■ **Goals**
A – Do these statements agree with the Etherpad issue thread below? Answer yes or no for each and quote the words of the thread that decide it. (i) After the first comment, the crash on a failing DB query turned out to be easy to fix. (ii) The change in #5347 was to be included in release 1.9.0. (iii) The COUNT query on the store table returned its result in under a second.
B – Write the next part of the Etherpad issue thread below, starting after its final line.

■ **Text block**
☆ ☆ ☆ ☆ ☆ ☆ ☆
There are two issues here that I'd like to address separately:

  1. Etherpad shouldn't crash if a DB query throws. This should be easy to fix.
  2. The query shouldn't time out. This is the same problem as: https://github.com/ether/ep_adminpads2/issues/25#issuecomment-986198640. Unfortunately, fixing this is delicate work because it involves changing how pads are saved to the database. It will likely break some plugins.
rhansen commented 2 years ago
  1. Etherpad shouldn't crash if a DB query throws. This should be easy to fix.

Sigh, I jinxed myself by saying that. It's not easy to fix. IIUC, what's happening is the MySQL server is so busy trying to enumerate all pads that unrelated queries over other pool connections are timing out.

0x46616c6b commented 2 years ago

Thanks a lot for your constant work of improvement and support to help for our issues we have.

Will #5347 apply in the next release? We would like to test it and give a feedback.

rhansen commented 2 years ago

Yes, it will be in the next release (1.9.0). Unfortunately, I think there's a low probability that PR will fix the issue for you. (It might, so it's still worth trying.)

0x46616c6b commented 2 years ago

Okay, we keep trying and still hope 🤞

leesha19 commented 2 years ago

Okay, we keep trying and still hope 🤞

hey i would like to know one thing....if we contribute here is etherpad going to pay us ...and if it then whats the criteria how many pull req

stale[bot] commented 2 years ago

This issue has been automatically marked as stale because it has not had recent activity. It will be closed if no further activity occurs. Thank you for your contributions.

0x46616c6b commented 2 years ago

We tried another time to get deeper in this problem. As we are using MariaDB/MySQL for Storage with MyISAM engine we looked what ueberDB would trigger in the database and did this:

MariaDB [etherpad]> SELECT COUNT(`key`) FROM store WHERE `key` LIKE 'pad:%' AND `key` NOT LIKE 'pad:%:%';
+--------------+
| COUNT(`key`) |
+--------------+
|        18924 |
+--------------+
1 row in set (51.514 sec)
☆ ☆ ☆ ☆ ☆ ☆ ☆
■ **Records supplied**
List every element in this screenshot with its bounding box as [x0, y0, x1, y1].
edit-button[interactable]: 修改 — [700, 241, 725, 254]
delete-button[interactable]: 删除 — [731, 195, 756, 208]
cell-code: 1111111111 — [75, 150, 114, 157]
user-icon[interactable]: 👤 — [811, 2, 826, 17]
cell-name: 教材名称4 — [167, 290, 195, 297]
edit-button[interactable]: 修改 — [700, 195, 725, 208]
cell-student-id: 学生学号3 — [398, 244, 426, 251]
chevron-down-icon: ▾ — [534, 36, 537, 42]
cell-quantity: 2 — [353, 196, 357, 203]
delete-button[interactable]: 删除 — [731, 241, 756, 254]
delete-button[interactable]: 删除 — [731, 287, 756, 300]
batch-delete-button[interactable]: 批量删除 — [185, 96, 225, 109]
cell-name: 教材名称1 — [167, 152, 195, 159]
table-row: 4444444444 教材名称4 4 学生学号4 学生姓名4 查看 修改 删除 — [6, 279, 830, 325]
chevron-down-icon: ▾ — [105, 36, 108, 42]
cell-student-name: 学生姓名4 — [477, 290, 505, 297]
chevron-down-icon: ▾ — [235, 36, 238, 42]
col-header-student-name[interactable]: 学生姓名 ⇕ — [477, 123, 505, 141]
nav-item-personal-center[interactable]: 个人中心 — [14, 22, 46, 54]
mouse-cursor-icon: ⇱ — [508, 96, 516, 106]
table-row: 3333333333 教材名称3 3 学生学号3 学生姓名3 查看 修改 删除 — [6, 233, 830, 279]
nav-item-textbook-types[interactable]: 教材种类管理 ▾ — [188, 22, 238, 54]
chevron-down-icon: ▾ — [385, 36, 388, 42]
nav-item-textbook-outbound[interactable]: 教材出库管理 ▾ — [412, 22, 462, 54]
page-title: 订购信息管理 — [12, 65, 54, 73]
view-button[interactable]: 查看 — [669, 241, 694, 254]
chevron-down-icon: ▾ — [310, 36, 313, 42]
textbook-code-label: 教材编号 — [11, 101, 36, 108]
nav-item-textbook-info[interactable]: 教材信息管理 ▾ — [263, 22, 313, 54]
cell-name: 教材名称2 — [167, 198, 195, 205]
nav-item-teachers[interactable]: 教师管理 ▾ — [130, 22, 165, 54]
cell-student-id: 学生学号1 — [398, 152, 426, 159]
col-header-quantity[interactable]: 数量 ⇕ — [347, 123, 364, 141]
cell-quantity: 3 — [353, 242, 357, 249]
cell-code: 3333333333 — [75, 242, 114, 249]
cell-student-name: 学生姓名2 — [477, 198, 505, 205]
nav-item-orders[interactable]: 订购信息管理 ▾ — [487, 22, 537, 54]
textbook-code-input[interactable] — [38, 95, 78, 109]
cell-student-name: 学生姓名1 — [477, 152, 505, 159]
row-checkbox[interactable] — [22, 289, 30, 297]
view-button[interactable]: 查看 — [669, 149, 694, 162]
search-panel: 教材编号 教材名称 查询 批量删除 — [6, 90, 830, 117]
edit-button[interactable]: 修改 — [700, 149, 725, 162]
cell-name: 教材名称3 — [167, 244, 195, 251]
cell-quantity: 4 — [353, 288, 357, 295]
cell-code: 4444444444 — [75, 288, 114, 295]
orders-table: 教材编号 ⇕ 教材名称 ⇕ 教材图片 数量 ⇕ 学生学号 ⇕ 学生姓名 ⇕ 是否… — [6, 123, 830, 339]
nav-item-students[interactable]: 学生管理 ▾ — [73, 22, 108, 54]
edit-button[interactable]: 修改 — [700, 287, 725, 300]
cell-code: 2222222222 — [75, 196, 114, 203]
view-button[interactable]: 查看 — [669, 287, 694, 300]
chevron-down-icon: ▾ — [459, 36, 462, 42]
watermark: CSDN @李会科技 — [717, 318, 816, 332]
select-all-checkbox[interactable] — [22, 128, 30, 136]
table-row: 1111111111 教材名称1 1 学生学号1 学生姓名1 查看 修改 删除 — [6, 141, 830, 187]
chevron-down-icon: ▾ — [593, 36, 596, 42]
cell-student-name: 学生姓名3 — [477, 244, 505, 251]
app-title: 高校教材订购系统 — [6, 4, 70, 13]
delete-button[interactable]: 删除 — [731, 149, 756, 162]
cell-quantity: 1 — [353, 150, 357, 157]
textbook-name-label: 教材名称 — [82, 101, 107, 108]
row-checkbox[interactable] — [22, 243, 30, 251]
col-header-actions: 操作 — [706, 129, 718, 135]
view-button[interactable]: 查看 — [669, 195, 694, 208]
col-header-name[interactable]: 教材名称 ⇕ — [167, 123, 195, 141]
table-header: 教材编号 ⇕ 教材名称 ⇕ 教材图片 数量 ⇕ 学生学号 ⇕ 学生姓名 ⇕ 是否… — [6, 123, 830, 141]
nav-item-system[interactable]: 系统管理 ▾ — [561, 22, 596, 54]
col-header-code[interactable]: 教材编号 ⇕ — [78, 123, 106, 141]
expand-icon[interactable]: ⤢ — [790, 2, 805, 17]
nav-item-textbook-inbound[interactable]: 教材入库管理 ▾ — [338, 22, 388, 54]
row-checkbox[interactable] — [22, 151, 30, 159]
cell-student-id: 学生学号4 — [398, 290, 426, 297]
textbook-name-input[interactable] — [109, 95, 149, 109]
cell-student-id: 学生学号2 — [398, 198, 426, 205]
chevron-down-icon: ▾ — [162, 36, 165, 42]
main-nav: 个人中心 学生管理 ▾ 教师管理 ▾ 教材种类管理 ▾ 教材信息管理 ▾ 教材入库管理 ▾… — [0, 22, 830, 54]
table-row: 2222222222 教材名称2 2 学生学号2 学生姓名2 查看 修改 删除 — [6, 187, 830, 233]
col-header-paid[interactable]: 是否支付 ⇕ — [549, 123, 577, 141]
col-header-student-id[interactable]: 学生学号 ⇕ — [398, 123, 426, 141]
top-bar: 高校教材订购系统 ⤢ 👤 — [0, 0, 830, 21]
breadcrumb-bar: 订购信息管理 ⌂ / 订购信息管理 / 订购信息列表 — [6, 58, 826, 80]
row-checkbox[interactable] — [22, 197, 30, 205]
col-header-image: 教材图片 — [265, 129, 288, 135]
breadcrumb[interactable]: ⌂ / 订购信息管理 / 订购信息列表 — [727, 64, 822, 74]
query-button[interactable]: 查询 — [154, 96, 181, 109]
☆ ☆ ☆ ☆ ☆ ☆ ☆
■ **Replies**
A –
(i) No: "It's not easy to fix."
(ii) Yes: "Yes, it will be in the next release (1.9.0)."
(iii) No: "1 row in set (51.514 sec)"

B –
After some improvements for our MariaDB instance we reduced the query time from ~90 seconds to ~53 seconds. But we were still not satisfied. So we noticed that we have ~18k Pads but 100.000.000 rows in MariaDB. So we stumble upon an old problem, that the sessionstorage still rapidly growths:

MariaDB [etherpad]> SELECT COUNT(*) FROM store WHERE `key` LIKE 'sessionstorage%';
+----------+
| COUNT(*) |
+----------+
| 38923592 |
+----------+
1 row in set (5 min 44.863 sec)

We cleaned around one year ago all entries starting with sessionstorage from the database and after that year 40% of the database is used by this entries.

We will again clean the database from this entries and waiting for 1.9.0 release which hopefully fix the session creation. After we cleaned up the database I will bring new timings of our queries to compare.

stale[bot] commented 1 year ago

This issue has been automatically marked as stale because it has not had recent activity. It will be closed if no further activity occurs. Thank you for your contributions.

xshadow commented 1 year ago

Not stale.